## [EXERCISE DESCRIPTION]
Copy every line of the following data that includes the string "Months".

** start **

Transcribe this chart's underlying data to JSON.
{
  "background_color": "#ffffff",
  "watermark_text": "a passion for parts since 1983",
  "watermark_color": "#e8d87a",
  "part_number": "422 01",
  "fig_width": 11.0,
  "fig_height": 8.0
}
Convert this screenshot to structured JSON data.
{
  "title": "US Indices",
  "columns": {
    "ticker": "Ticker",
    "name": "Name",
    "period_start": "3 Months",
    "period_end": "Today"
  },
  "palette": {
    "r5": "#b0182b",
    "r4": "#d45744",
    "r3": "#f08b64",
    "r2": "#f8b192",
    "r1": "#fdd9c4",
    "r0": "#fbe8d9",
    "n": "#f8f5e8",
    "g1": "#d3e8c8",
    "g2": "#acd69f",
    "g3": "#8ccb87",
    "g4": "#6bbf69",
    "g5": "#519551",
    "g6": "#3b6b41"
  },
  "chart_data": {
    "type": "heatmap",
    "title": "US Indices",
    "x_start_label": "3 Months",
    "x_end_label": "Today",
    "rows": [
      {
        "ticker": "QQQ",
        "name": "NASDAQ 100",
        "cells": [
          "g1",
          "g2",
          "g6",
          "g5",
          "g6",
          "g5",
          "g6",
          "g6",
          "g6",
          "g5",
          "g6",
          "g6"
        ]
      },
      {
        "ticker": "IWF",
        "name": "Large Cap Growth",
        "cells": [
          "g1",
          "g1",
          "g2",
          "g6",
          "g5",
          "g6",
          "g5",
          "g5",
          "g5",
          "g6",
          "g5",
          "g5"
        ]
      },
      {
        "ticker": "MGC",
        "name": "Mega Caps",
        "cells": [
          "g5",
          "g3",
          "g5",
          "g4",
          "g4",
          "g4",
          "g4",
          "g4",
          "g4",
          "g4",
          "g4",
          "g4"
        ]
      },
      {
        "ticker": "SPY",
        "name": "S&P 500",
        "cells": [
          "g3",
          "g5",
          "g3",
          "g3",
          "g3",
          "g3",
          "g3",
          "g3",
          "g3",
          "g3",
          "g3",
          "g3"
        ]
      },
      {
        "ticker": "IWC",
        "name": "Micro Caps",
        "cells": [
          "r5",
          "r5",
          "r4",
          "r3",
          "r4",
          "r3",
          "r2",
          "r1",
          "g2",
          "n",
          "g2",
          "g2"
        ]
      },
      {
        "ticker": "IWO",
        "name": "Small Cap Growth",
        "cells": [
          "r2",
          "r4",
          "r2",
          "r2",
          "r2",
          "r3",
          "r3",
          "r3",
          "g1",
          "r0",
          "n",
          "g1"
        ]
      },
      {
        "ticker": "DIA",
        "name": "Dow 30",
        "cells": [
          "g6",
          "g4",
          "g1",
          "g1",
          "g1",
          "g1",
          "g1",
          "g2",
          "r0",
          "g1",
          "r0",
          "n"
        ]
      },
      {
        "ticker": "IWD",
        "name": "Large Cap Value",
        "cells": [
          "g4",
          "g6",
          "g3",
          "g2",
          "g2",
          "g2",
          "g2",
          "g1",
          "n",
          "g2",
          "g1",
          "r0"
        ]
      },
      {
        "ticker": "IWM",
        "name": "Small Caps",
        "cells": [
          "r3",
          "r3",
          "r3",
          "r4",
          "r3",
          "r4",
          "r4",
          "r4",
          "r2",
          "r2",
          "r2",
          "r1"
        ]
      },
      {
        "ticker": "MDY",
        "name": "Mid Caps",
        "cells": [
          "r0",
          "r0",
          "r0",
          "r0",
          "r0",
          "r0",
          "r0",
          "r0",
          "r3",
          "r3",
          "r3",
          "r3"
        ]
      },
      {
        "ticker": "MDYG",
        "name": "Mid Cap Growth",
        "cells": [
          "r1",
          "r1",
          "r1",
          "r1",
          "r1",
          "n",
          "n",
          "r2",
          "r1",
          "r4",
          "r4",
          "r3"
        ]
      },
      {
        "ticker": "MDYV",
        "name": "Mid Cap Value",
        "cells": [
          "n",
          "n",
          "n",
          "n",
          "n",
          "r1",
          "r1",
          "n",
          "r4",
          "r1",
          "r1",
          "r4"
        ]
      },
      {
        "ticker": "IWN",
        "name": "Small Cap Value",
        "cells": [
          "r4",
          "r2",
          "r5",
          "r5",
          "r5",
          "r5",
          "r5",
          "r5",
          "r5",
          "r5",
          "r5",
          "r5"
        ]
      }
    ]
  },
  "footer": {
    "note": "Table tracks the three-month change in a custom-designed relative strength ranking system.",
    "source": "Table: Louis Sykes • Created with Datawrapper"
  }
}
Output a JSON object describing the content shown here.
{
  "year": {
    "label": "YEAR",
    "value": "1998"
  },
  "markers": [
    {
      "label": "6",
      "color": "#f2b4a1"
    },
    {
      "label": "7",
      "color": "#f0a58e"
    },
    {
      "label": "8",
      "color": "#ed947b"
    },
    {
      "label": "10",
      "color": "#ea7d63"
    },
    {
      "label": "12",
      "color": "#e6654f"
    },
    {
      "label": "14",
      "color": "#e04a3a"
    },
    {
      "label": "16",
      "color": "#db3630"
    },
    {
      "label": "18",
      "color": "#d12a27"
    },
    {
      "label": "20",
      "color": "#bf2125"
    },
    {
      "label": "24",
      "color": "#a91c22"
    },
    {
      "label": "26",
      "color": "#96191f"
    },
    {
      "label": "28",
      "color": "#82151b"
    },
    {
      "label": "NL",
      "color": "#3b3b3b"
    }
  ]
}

** end **

## [CORRECT ANSWER]
    "period_start": "3 Months",
    "x_start_label": "3 Months",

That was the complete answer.